> Tasks to perform
**A)** In the Crawlio HTTP API page, reproduce word for word the part that opens with the words containing "Primary transport is" and closes with "0600 (owner only)".
**B)** Using the Crawlio HTTP API page, answer these questions:
(i) How many endpoints does the local HTTP server offer?
(ii) What permissions does the Unix Domain Socket have?
(iii) To which file is the TCP port number written when the app launches?
**C)** Write what comes next in the Crawlio HTTP API page, starting after its final line.

CrawlioCrawlio Docs

HTTP API

Overview

Crawlio.app runs a local HTTP server while active. All 45 endpoints are localhost-only and require no authentication. Request and response bodies are JSON.

Transport

Primary transport is a Unix Domain Socket. A TCP fallback port is also available.

Property Value
Protocol AF_UNIX (Unix Domain Socket)
Path ~/Library/Logs/Crawlio/control.sock
Permissions 0600 (owner only)
Max connections 64 concurrent

The TCP port number is written to ~/Library/Logs/Crawlio/control.port on app launch and deleted on quit.

Connect via UDS

curl --unix-socket ~/Library/Logs/Crawlio/control.sock http://localhost/status

Connect via TCP (fallback)

PORT=$(cat ~/Library/Logs/Crawlio/control.port)

Box coordinate lists
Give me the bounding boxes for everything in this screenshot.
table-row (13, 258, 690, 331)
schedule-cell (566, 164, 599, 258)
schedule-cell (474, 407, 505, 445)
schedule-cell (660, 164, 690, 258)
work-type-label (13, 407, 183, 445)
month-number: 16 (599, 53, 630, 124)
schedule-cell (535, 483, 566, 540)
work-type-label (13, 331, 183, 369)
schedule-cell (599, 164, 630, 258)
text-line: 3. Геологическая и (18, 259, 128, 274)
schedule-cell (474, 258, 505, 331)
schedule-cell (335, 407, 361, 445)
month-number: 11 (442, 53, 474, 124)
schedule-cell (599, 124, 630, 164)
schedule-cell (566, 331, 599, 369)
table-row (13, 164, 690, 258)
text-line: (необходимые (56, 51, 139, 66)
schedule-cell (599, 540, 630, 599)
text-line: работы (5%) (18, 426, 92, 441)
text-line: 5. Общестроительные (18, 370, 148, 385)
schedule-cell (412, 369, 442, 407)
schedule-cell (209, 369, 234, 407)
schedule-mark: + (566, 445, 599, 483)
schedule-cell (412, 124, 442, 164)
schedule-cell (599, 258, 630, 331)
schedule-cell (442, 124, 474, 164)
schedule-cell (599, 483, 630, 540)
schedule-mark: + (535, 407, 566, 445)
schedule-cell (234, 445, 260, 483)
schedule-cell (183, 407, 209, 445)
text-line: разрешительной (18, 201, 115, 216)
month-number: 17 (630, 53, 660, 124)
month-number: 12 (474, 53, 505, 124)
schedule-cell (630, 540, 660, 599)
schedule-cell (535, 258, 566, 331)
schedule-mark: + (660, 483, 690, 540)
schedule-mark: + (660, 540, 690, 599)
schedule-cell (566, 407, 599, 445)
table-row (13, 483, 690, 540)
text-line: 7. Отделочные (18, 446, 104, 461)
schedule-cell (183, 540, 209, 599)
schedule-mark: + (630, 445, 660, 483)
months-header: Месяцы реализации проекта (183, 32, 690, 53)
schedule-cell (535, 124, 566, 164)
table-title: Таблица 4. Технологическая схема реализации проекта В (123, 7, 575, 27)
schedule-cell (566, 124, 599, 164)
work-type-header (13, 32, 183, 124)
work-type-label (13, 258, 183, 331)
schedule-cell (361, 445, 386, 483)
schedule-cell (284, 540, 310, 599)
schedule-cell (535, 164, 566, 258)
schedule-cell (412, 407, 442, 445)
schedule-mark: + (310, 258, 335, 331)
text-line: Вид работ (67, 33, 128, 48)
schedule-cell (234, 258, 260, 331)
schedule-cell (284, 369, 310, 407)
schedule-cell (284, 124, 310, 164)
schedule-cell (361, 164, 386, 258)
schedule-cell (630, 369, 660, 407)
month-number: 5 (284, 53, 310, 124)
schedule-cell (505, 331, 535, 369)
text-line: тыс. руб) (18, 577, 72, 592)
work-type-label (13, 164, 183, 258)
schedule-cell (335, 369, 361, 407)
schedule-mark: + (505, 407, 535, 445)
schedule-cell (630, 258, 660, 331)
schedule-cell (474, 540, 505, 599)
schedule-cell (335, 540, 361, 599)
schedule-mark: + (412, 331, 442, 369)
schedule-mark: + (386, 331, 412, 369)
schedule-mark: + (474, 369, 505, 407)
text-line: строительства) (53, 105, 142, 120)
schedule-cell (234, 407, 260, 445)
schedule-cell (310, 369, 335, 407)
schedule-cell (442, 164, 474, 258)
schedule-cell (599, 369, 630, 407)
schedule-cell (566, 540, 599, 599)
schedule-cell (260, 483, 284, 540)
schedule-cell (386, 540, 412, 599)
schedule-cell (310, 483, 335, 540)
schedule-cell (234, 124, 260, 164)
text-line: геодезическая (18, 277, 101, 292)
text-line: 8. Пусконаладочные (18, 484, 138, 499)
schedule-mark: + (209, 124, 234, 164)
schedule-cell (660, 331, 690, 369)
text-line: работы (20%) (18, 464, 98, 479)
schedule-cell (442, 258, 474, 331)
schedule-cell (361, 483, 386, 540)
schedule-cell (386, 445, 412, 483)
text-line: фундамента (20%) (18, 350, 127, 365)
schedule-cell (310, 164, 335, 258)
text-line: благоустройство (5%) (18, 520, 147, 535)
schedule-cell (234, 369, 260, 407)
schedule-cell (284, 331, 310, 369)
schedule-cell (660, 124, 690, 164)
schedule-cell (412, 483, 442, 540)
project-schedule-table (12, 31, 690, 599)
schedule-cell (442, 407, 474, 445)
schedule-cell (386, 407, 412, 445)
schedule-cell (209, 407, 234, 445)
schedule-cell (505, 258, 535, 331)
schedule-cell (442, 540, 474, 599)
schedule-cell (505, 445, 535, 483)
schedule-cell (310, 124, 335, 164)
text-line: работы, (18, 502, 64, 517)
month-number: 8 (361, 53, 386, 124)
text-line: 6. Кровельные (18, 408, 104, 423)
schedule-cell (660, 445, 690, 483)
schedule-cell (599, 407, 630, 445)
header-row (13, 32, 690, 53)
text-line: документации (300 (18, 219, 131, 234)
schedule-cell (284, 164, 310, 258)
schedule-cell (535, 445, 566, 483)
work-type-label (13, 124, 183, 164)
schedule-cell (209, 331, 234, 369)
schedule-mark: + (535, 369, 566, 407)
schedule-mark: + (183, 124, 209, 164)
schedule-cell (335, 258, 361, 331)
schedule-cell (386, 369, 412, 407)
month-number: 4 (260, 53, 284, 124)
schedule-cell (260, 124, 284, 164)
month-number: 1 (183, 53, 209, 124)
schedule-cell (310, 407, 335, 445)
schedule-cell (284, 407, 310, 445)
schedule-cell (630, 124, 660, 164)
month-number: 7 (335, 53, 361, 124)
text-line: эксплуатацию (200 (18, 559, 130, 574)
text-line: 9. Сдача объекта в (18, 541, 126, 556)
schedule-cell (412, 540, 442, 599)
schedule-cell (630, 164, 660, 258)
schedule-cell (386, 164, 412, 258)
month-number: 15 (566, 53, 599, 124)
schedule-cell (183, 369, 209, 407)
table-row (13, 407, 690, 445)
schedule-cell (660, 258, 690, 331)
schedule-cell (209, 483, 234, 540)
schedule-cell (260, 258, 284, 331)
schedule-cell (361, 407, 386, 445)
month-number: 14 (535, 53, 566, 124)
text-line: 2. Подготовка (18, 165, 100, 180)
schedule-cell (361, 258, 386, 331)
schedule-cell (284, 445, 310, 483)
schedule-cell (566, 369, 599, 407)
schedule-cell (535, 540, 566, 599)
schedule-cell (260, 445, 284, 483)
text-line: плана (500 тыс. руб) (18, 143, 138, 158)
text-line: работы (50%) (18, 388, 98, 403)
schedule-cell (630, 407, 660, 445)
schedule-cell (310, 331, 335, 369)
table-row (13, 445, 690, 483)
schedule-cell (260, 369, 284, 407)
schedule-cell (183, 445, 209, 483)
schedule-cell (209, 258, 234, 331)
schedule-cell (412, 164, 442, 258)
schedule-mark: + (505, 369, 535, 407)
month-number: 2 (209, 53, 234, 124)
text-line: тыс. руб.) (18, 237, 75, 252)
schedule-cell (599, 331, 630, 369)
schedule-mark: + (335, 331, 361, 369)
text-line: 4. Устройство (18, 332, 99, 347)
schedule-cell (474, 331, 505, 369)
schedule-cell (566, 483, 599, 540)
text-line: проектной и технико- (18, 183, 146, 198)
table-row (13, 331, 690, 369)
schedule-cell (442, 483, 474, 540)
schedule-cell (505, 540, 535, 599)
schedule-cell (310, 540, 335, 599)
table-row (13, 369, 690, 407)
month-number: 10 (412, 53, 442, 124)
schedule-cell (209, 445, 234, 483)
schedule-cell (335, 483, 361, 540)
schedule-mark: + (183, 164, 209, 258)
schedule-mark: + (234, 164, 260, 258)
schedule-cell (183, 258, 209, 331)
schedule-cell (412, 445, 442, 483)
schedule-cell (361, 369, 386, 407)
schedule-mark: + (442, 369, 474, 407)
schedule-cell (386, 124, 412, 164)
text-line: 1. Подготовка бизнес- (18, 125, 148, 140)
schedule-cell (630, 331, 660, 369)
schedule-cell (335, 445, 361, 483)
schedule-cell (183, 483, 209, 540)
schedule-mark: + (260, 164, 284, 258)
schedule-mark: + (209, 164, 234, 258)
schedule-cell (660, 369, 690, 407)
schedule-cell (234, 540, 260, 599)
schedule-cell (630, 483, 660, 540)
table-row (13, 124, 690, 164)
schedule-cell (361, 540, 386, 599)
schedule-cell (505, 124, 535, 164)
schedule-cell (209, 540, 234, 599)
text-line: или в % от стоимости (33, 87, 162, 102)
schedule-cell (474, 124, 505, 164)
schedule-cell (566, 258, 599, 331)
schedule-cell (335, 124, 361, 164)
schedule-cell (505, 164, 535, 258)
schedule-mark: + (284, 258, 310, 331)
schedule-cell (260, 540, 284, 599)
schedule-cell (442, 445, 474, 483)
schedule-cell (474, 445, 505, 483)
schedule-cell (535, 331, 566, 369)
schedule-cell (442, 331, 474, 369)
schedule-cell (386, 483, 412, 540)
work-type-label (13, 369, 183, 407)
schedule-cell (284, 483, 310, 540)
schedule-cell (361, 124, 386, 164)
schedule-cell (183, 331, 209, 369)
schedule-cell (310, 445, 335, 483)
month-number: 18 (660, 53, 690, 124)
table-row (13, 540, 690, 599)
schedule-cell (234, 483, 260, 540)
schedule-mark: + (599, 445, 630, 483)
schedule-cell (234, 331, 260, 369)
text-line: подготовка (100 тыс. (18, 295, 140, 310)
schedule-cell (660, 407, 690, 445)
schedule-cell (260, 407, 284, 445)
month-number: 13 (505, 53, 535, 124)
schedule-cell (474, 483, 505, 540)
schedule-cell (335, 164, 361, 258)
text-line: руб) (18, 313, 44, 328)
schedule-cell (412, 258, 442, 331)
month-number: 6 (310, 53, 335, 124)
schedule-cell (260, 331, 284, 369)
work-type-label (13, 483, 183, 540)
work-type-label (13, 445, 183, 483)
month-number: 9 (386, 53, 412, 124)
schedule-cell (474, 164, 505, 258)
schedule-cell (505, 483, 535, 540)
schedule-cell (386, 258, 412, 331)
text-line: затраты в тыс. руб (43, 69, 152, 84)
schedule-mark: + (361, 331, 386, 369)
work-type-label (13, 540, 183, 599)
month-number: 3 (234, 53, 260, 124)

> Outputs in order
**A)**
Primary transport is a Unix Domain Socket. A TCP fallback port is also available.

Property Value
Protocol AF_UNIX (Unix Domain Socket)
Path ~/Library/Logs/Crawlio/control.sock
Permissions 0600 (owner only)

**B)**
(i) 45
(ii) 0600 (owner only)
(iii) ~/Library/Logs/Crawlio/control.port

**C)**
curl http://localhost:$PORT/status

Engine control

Method Path Description
GET /status Engine state, progress counters, enrichment summary, output path. Pass ?since=N for change detection (returns 304 if unchanged)
POST /start Start a crawl. Body: { "url": "..." } or { "urls": [...] } with optional destinationPath
POST /stop Stop the current crawl. Cancels all in-flight requests
POST /pause Pause the current crawl. In-flight downloads complete, no new requests start
POST /resume Resume a paused crawl
POST /recrawl Re-inject URLs into the frontier. Body: { "urls": [...] }. Returns 200 if crawl is active, 202 if starting new

Engine states

idle, crawling, stopping, localizing, extracting, paused, completed, failed

Start crawl examples

Single URL:

{ "url": "https://example.com" }

Multiple URLs with custom destination:

{
  "urls": ["https://example.com", "https://example.org"],
  "destinationPath": "~/Downloads/Crawlio/multi"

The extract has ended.